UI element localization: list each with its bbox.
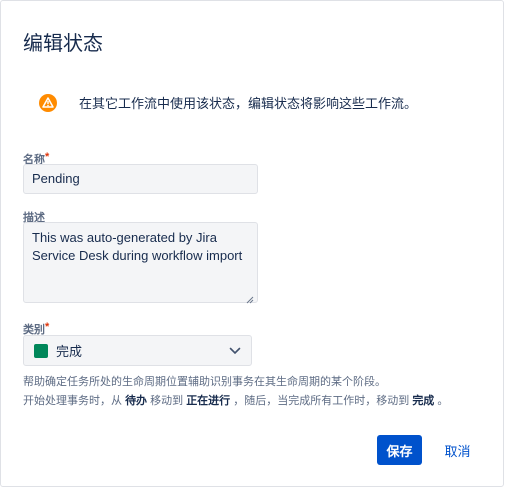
description-textarea[interactable]: This was auto-generated by Jira Service … bbox=[23, 222, 258, 304]
help-from-status: 待办 bbox=[125, 395, 148, 407]
name-input[interactable]: Pending bbox=[23, 164, 258, 194]
resize-handle-icon[interactable] bbox=[246, 291, 254, 304]
save-button[interactable]: 保存 bbox=[377, 435, 422, 465]
help-text-line2: 开始处理事务时，从 待办 移动到 正在进行 ，随后，当完成所有工作时，移动到 完… bbox=[23, 395, 449, 407]
description-text: This was auto-generated by Jira Service … bbox=[32, 230, 243, 263]
category-select[interactable]: 完成 bbox=[23, 335, 252, 366]
dialog-title: 编辑状态 bbox=[23, 33, 103, 55]
warning-icon bbox=[39, 93, 57, 112]
help-done-status: 完成 bbox=[412, 395, 435, 407]
help-text-line1: 帮助确定任务所处的生命周期位置辅助识别事务在其生命周期的某个阶段。 bbox=[23, 376, 386, 388]
cancel-button[interactable]: 取消 bbox=[435, 435, 480, 465]
required-mark: * bbox=[45, 321, 50, 333]
chevron-down-icon bbox=[229, 342, 241, 360]
help-to-status: 正在进行 bbox=[186, 395, 231, 407]
category-value: 完成 bbox=[56, 344, 83, 359]
warning-banner: 在其它工作流中使用该状态，编辑状态将影响这些工作流。 bbox=[39, 93, 417, 112]
category-color-swatch bbox=[34, 343, 48, 358]
edit-status-dialog: 编辑状态 在其它工作流中使用该状态，编辑状态将影响这些工作流。 名称* Pend… bbox=[0, 0, 504, 487]
warning-text: 在其它工作流中使用该状态，编辑状态将影响这些工作流。 bbox=[79, 96, 418, 111]
required-mark: * bbox=[45, 151, 50, 163]
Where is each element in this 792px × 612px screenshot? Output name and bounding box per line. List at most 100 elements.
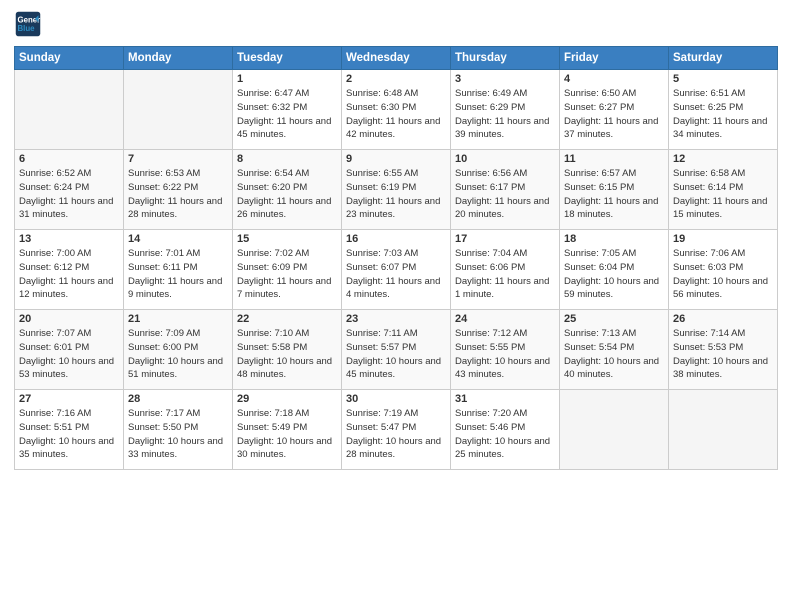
day-info: Sunrise: 7:10 AMSunset: 5:58 PMDaylight:… (237, 327, 337, 382)
day-info: Sunrise: 6:50 AMSunset: 6:27 PMDaylight:… (564, 87, 664, 142)
day-info: Sunrise: 7:12 AMSunset: 5:55 PMDaylight:… (455, 327, 555, 382)
day-number: 18 (564, 233, 664, 245)
calendar-cell: 18 Sunrise: 7:05 AMSunset: 6:04 PMDayligh… (560, 230, 669, 310)
calendar-cell: 19 Sunrise: 7:06 AMSunset: 6:03 PMDayligh… (669, 230, 778, 310)
calendar-cell: 25Sunrise: 7:13 AMSunset: 5:54 PMDayligh… (560, 310, 669, 390)
calendar-cell: 28Sunrise: 7:17 AMSunset: 5:50 PMDayligh… (124, 390, 233, 470)
weekday-header-saturday: Saturday (669, 47, 778, 70)
week-row-5: 27 Sunrise: 7:16 AMSunset: 5:51 PMDayligh… (15, 390, 778, 470)
calendar-cell: 5 Sunrise: 6:51 AMSunset: 6:25 PMDaylight… (669, 70, 778, 150)
calendar-cell: 30 Sunrise: 7:19 AMSunset: 5:47 PMDayligh… (342, 390, 451, 470)
calendar-cell: 3 Sunrise: 6:49 AMSunset: 6:29 PMDaylight… (451, 70, 560, 150)
day-info: Sunrise: 6:48 AMSunset: 6:30 PMDaylight:… (346, 87, 446, 142)
day-number: 2 (346, 73, 446, 85)
calendar-cell: 31Sunrise: 7:20 AMSunset: 5:46 PMDayligh… (451, 390, 560, 470)
day-info: Sunrise: 6:55 AMSunset: 6:19 PMDaylight:… (346, 167, 446, 222)
day-number: 5 (673, 73, 773, 85)
day-info: Sunrise: 6:47 AMSunset: 6:32 PMDaylight:… (237, 87, 337, 142)
day-number: 7 (128, 153, 228, 165)
day-number: 10 (455, 153, 555, 165)
calendar-table: SundayMondayTuesdayWednesdayThursdayFrid… (14, 46, 778, 470)
day-info: Sunrise: 7:11 AMSunset: 5:57 PMDaylight:… (346, 327, 446, 382)
day-number: 4 (564, 73, 664, 85)
day-info: Sunrise: 6:52 AMSunset: 6:24 PMDaylight:… (19, 167, 119, 222)
calendar-cell: 6Sunrise: 6:52 AMSunset: 6:24 PMDaylight… (15, 150, 124, 230)
calendar-cell: 8 Sunrise: 6:54 AMSunset: 6:20 PMDaylight… (233, 150, 342, 230)
calendar-cell: 7Sunrise: 6:53 AMSunset: 6:22 PMDaylight… (124, 150, 233, 230)
calendar-cell: 22 Sunrise: 7:10 AMSunset: 5:58 PMDayligh… (233, 310, 342, 390)
day-number: 30 (346, 393, 446, 405)
calendar-cell: 10 Sunrise: 6:56 AMSunset: 6:17 PMDayligh… (451, 150, 560, 230)
calendar-cell: 9 Sunrise: 6:55 AMSunset: 6:19 PMDaylight… (342, 150, 451, 230)
day-number: 23 (346, 313, 446, 325)
day-number: 26 (673, 313, 773, 325)
day-info: Sunrise: 6:57 AMSunset: 6:15 PMDaylight:… (564, 167, 664, 222)
calendar-cell (124, 70, 233, 150)
day-number: 11 (564, 153, 664, 165)
week-row-2: 6Sunrise: 6:52 AMSunset: 6:24 PMDaylight… (15, 150, 778, 230)
day-number: 31 (455, 393, 555, 405)
day-info: Sunrise: 7:04 AMSunset: 6:06 PMDaylight:… (455, 247, 555, 302)
weekday-header-monday: Monday (124, 47, 233, 70)
header: General Blue (14, 10, 778, 38)
calendar-cell: 1 Sunrise: 6:47 AMSunset: 6:32 PMDaylight… (233, 70, 342, 150)
day-number: 12 (673, 153, 773, 165)
calendar-cell: 2 Sunrise: 6:48 AMSunset: 6:30 PMDaylight… (342, 70, 451, 150)
calendar-cell: 27 Sunrise: 7:16 AMSunset: 5:51 PMDayligh… (15, 390, 124, 470)
day-number: 28 (128, 393, 228, 405)
day-info: Sunrise: 7:19 AMSunset: 5:47 PMDaylight:… (346, 407, 446, 462)
day-info: Sunrise: 7:16 AMSunset: 5:51 PMDaylight:… (19, 407, 119, 462)
calendar-cell: 4 Sunrise: 6:50 AMSunset: 6:27 PMDaylight… (560, 70, 669, 150)
page-container: General Blue SundayMondayTuesdayWednesda… (0, 0, 792, 480)
day-info: Sunrise: 7:07 AMSunset: 6:01 PMDaylight:… (19, 327, 119, 382)
calendar-cell: 16Sunrise: 7:03 AMSunset: 6:07 PMDayligh… (342, 230, 451, 310)
logo-icon: General Blue (14, 10, 42, 38)
calendar-cell: 13 Sunrise: 7:00 AMSunset: 6:12 PMDayligh… (15, 230, 124, 310)
day-info: Sunrise: 7:01 AMSunset: 6:11 PMDaylight:… (128, 247, 228, 302)
day-number: 22 (237, 313, 337, 325)
day-number: 13 (19, 233, 119, 245)
day-info: Sunrise: 7:05 AMSunset: 6:04 PMDaylight:… (564, 247, 664, 302)
day-number: 8 (237, 153, 337, 165)
day-number: 24 (455, 313, 555, 325)
day-number: 27 (19, 393, 119, 405)
day-number: 20 (19, 313, 119, 325)
day-number: 1 (237, 73, 337, 85)
calendar-cell: 26 Sunrise: 7:14 AMSunset: 5:53 PMDayligh… (669, 310, 778, 390)
weekday-header-tuesday: Tuesday (233, 47, 342, 70)
day-info: Sunrise: 6:54 AMSunset: 6:20 PMDaylight:… (237, 167, 337, 222)
day-info: Sunrise: 7:13 AMSunset: 5:54 PMDaylight:… (564, 327, 664, 382)
day-info: Sunrise: 6:58 AMSunset: 6:14 PMDaylight:… (673, 167, 773, 222)
calendar-cell: 11 Sunrise: 6:57 AMSunset: 6:15 PMDayligh… (560, 150, 669, 230)
weekday-header-wednesday: Wednesday (342, 47, 451, 70)
week-row-3: 13 Sunrise: 7:00 AMSunset: 6:12 PMDayligh… (15, 230, 778, 310)
svg-text:Blue: Blue (18, 24, 36, 33)
calendar-cell: 12 Sunrise: 6:58 AMSunset: 6:14 PMDayligh… (669, 150, 778, 230)
day-info: Sunrise: 6:56 AMSunset: 6:17 PMDaylight:… (455, 167, 555, 222)
calendar-cell: 14 Sunrise: 7:01 AMSunset: 6:11 PMDayligh… (124, 230, 233, 310)
day-number: 16 (346, 233, 446, 245)
logo: General Blue (14, 10, 46, 38)
day-info: Sunrise: 7:06 AMSunset: 6:03 PMDaylight:… (673, 247, 773, 302)
calendar-cell: 15Sunrise: 7:02 AMSunset: 6:09 PMDayligh… (233, 230, 342, 310)
day-number: 9 (346, 153, 446, 165)
calendar-cell (560, 390, 669, 470)
week-row-1: 1 Sunrise: 6:47 AMSunset: 6:32 PMDaylight… (15, 70, 778, 150)
day-number: 21 (128, 313, 228, 325)
day-info: Sunrise: 7:00 AMSunset: 6:12 PMDaylight:… (19, 247, 119, 302)
calendar-cell: 21 Sunrise: 7:09 AMSunset: 6:00 PMDayligh… (124, 310, 233, 390)
calendar-cell: 24 Sunrise: 7:12 AMSunset: 5:55 PMDayligh… (451, 310, 560, 390)
day-info: Sunrise: 6:49 AMSunset: 6:29 PMDaylight:… (455, 87, 555, 142)
day-info: Sunrise: 6:51 AMSunset: 6:25 PMDaylight:… (673, 87, 773, 142)
day-info: Sunrise: 7:09 AMSunset: 6:00 PMDaylight:… (128, 327, 228, 382)
day-number: 17 (455, 233, 555, 245)
calendar-cell: 29Sunrise: 7:18 AMSunset: 5:49 PMDayligh… (233, 390, 342, 470)
weekday-header-thursday: Thursday (451, 47, 560, 70)
day-number: 3 (455, 73, 555, 85)
day-number: 19 (673, 233, 773, 245)
calendar-cell: 17 Sunrise: 7:04 AMSunset: 6:06 PMDayligh… (451, 230, 560, 310)
day-info: Sunrise: 7:14 AMSunset: 5:53 PMDaylight:… (673, 327, 773, 382)
day-number: 14 (128, 233, 228, 245)
week-row-4: 20 Sunrise: 7:07 AMSunset: 6:01 PMDayligh… (15, 310, 778, 390)
day-info: Sunrise: 7:18 AMSunset: 5:49 PMDaylight:… (237, 407, 337, 462)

Descripción de la tarea ::
Presente como lista numerada las líneas de las entradas, comenzando por la que contiene "description-textarea[interactable]: This was" y continuando hasta la que contiene "category-select[interactable]: 完成 bbox=[23, 335, 252, 366]", ambas incluidas. Incluya solo esas líneas y omita las líneas en blanco.

Respuesta ::
1. description-textarea[interactable]: This was auto-generated by Jira Service … bbox=[23, 222, 258, 304]
2. help-from-status: 待办 bbox=[125, 395, 148, 407]
3. name-input[interactable]: Pending bbox=[23, 164, 258, 194]
4. resize-handle-icon[interactable] bbox=[246, 291, 254, 304]
5. save-button[interactable]: 保存 bbox=[377, 435, 422, 465]
6. help-text-line2: 开始处理事务时，从 待办 移动到 正在进行 ，随后，当完成所有工作时，移动到 完… bbox=[23, 395, 449, 407]
7. description-text: This was auto-generated by Jira Service … bbox=[32, 230, 243, 263]
8. category-select[interactable]: 完成 bbox=[23, 335, 252, 366]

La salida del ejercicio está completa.